Requirement ::
Go through the material below, count the lines with the word "minder", and reply with the count alone.

Material supplied ::

%%

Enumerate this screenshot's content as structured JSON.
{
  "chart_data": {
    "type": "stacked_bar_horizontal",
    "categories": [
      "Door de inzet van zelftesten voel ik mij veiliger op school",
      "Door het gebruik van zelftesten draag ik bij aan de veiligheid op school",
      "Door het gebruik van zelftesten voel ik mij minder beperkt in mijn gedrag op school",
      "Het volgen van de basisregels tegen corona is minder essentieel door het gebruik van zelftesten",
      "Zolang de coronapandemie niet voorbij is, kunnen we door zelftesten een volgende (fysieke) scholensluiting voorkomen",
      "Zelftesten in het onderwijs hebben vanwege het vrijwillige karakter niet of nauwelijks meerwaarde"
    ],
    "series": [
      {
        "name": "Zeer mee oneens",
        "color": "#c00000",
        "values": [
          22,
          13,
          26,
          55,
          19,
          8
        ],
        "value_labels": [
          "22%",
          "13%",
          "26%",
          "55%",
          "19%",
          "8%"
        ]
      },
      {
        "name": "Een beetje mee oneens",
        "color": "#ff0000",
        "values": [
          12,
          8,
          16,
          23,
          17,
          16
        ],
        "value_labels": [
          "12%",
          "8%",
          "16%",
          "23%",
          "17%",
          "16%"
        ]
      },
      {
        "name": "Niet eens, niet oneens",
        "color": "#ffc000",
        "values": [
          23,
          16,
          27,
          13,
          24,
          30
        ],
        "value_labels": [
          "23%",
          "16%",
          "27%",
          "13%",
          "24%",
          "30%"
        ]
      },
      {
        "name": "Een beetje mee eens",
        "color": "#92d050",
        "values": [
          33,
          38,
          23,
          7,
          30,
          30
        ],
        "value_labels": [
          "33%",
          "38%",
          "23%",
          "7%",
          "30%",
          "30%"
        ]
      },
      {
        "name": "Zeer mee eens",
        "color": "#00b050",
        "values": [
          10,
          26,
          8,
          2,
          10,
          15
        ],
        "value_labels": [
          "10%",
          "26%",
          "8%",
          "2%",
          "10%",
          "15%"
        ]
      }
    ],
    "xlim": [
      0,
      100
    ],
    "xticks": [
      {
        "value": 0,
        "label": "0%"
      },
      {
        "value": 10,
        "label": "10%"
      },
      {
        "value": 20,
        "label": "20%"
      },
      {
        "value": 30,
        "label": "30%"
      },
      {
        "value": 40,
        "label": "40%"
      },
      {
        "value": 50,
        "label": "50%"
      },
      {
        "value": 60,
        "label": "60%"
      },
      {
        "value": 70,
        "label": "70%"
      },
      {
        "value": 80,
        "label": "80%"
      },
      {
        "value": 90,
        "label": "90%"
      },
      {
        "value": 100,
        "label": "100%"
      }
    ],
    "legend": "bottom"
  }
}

%%

Answer in full ::
2